* Exercise input:
(begin)

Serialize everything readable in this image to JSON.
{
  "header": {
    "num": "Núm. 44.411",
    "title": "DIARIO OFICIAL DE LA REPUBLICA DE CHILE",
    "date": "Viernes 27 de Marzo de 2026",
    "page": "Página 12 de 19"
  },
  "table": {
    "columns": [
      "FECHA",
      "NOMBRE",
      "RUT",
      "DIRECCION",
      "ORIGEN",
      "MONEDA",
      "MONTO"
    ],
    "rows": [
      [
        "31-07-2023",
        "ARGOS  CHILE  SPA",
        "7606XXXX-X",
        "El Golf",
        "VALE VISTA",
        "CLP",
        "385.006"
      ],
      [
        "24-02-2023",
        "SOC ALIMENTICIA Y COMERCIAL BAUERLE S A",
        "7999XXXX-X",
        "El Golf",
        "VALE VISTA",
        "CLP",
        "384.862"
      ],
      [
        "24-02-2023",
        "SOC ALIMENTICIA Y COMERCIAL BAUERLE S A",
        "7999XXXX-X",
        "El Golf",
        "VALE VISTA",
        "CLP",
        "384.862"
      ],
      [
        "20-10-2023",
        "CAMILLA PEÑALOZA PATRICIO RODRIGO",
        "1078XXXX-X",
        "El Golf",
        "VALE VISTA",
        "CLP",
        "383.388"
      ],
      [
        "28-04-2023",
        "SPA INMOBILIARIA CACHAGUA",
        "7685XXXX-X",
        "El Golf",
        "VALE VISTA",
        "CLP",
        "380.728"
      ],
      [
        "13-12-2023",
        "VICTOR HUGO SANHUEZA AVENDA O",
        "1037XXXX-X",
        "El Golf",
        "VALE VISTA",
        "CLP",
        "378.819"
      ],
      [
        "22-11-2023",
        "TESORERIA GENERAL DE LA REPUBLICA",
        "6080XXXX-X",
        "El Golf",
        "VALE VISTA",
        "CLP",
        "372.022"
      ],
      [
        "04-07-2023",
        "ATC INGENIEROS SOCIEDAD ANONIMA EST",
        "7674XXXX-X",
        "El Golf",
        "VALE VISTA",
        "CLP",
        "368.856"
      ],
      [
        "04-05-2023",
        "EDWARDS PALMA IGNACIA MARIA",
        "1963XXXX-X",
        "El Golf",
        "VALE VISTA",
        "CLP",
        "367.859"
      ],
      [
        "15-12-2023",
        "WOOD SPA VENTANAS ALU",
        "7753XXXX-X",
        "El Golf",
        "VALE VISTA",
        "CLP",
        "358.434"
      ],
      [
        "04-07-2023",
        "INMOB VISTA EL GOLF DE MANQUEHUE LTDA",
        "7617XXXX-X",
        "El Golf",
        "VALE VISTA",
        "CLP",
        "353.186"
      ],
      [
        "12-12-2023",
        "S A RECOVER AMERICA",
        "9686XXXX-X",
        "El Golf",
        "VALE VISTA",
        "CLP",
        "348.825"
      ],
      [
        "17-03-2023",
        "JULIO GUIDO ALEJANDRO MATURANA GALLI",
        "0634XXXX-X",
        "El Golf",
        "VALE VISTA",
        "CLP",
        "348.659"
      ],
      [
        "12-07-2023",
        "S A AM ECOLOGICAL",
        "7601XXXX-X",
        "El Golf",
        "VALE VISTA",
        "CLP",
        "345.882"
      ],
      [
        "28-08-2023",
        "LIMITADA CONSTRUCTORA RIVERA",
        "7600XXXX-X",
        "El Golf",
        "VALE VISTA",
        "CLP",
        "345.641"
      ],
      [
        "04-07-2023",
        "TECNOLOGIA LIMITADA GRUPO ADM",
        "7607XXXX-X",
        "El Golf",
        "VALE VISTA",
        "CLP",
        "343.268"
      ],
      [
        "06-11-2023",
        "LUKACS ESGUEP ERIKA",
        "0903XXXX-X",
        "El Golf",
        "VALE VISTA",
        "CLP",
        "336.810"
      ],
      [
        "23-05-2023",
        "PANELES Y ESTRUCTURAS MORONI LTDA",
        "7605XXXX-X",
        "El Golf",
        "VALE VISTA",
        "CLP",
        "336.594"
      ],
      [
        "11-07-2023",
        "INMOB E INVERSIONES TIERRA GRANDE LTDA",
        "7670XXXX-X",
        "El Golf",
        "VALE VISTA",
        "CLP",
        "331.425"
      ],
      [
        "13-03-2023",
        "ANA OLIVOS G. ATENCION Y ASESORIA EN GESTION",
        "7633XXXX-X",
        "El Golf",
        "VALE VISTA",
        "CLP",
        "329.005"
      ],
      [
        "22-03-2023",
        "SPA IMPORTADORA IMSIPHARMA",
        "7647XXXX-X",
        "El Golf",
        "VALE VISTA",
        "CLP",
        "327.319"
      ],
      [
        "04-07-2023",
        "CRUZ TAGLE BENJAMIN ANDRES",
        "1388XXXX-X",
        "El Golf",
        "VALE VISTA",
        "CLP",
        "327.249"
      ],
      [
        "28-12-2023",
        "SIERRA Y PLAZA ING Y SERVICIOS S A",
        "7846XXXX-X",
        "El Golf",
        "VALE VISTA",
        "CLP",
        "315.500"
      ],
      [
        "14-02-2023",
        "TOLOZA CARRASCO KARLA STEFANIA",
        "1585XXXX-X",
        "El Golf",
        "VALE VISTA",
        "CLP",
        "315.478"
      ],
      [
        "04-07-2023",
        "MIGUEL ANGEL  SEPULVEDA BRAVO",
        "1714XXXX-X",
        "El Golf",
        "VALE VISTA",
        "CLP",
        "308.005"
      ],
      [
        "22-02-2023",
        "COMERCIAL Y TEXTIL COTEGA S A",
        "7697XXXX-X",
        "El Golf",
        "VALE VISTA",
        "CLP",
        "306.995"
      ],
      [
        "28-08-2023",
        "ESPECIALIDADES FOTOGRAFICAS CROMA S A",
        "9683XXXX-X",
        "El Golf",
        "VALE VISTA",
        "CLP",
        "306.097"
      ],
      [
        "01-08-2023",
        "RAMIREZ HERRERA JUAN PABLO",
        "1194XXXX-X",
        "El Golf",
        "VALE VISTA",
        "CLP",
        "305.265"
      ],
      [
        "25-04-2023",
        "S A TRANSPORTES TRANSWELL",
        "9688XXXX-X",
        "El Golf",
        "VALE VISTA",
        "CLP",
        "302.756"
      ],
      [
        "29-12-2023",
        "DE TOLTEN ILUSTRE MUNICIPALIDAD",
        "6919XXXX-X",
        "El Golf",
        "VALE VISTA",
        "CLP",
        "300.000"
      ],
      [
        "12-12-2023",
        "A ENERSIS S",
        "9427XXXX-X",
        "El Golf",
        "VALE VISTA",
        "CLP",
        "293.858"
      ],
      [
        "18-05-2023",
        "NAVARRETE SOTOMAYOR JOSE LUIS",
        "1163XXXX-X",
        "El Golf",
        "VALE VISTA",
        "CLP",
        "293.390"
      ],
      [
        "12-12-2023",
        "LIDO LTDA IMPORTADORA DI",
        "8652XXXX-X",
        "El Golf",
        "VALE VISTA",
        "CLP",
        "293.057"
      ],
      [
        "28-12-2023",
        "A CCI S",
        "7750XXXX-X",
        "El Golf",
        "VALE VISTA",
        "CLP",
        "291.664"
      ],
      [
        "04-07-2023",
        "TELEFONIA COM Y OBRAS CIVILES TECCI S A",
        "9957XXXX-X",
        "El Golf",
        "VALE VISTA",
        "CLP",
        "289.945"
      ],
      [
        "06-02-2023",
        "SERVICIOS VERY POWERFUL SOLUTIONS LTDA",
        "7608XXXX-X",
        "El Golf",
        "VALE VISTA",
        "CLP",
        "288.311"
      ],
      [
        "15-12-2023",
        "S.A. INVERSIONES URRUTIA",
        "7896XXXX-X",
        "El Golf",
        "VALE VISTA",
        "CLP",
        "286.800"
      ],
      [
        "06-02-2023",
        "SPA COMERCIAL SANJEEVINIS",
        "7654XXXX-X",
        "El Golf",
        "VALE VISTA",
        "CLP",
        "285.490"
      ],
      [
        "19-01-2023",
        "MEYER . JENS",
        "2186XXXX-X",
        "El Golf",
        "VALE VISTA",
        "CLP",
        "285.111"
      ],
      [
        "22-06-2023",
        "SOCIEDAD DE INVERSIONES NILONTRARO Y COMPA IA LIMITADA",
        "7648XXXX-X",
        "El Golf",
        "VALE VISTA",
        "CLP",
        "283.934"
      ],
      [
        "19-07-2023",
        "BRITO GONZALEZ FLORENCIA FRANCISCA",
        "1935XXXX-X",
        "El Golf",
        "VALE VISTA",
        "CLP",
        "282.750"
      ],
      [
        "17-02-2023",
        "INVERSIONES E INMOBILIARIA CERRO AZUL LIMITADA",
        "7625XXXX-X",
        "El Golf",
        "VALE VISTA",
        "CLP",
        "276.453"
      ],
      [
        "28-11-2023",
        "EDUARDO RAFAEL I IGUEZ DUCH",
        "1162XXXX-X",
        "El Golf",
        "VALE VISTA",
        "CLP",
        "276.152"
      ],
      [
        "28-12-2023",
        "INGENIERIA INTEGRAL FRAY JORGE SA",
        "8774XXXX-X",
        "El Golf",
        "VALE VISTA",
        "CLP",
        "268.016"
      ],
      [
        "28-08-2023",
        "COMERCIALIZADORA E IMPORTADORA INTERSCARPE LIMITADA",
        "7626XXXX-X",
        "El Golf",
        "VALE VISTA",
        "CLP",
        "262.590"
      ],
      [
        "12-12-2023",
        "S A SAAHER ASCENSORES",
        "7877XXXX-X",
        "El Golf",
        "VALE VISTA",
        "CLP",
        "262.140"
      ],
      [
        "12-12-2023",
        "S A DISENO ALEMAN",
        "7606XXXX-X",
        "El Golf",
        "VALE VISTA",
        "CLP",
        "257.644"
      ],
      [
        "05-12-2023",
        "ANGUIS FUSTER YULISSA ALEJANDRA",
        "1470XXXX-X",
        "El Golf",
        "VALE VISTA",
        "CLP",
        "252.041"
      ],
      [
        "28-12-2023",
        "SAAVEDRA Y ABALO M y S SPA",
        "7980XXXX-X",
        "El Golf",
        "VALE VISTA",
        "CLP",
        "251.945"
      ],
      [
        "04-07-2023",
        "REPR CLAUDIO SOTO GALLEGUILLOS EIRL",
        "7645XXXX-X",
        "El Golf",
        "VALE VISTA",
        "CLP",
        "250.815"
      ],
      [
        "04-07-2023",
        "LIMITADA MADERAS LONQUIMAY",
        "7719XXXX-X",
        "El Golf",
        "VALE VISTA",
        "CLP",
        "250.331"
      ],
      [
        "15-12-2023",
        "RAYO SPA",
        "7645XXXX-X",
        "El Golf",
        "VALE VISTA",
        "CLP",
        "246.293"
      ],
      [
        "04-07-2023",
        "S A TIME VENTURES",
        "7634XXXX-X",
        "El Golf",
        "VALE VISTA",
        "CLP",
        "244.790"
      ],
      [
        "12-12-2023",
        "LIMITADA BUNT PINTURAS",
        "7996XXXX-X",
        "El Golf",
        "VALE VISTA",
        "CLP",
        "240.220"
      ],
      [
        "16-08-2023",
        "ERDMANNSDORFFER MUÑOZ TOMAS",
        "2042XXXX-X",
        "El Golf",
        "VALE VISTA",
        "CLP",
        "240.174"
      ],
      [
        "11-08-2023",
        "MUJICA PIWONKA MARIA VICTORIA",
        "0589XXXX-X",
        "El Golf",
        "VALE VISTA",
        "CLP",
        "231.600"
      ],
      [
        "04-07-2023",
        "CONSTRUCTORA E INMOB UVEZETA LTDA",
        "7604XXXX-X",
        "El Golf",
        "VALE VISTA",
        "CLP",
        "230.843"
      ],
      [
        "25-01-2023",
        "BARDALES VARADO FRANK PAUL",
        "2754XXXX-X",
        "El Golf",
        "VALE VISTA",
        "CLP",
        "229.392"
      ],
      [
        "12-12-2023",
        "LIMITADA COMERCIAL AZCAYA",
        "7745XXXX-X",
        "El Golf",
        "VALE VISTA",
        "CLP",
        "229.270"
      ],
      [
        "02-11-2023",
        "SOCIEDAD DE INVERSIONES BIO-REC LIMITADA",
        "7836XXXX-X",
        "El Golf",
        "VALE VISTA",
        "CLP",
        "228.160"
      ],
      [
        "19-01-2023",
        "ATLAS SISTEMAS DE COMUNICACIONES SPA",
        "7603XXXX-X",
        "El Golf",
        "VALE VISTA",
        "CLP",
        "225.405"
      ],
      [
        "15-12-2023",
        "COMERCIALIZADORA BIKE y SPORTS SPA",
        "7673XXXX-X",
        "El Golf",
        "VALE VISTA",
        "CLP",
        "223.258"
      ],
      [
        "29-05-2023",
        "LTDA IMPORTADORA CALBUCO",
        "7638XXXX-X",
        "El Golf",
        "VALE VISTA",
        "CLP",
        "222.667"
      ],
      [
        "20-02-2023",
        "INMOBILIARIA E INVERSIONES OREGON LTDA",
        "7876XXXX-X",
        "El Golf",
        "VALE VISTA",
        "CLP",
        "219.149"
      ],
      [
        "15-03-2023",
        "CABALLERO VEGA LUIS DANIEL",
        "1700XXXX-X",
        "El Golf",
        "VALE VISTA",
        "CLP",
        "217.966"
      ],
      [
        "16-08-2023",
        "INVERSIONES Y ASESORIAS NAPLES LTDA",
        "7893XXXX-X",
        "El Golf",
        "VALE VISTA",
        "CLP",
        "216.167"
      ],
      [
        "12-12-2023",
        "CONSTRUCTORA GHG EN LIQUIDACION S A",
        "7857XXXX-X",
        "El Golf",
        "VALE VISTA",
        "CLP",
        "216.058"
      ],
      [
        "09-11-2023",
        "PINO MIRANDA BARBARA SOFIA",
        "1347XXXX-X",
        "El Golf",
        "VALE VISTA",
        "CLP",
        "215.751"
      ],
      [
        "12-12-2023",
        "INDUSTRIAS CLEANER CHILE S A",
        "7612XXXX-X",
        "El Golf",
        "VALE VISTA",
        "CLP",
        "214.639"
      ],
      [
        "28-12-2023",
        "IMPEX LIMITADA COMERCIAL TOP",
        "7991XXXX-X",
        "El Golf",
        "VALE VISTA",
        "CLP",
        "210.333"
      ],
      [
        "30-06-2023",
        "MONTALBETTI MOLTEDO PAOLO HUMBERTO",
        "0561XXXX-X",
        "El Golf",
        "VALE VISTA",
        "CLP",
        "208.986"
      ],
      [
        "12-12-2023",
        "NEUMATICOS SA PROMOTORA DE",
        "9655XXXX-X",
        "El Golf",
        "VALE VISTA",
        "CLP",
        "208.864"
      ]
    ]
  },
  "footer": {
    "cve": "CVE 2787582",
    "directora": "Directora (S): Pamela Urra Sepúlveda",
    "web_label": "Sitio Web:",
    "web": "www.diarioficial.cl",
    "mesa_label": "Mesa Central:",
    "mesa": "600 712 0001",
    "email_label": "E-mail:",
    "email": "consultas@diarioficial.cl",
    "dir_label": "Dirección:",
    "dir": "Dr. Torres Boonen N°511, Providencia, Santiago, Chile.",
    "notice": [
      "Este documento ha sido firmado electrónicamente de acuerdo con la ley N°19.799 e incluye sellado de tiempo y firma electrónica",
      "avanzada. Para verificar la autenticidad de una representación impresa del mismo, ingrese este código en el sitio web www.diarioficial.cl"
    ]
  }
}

(end)

* Task objective: Copy all the lines above that hold the string "LUIS".

* The completed task:
        "NAVARRETE SOTOMAYOR JOSE LUIS",
        "CABALLERO VEGA LUIS DANIEL",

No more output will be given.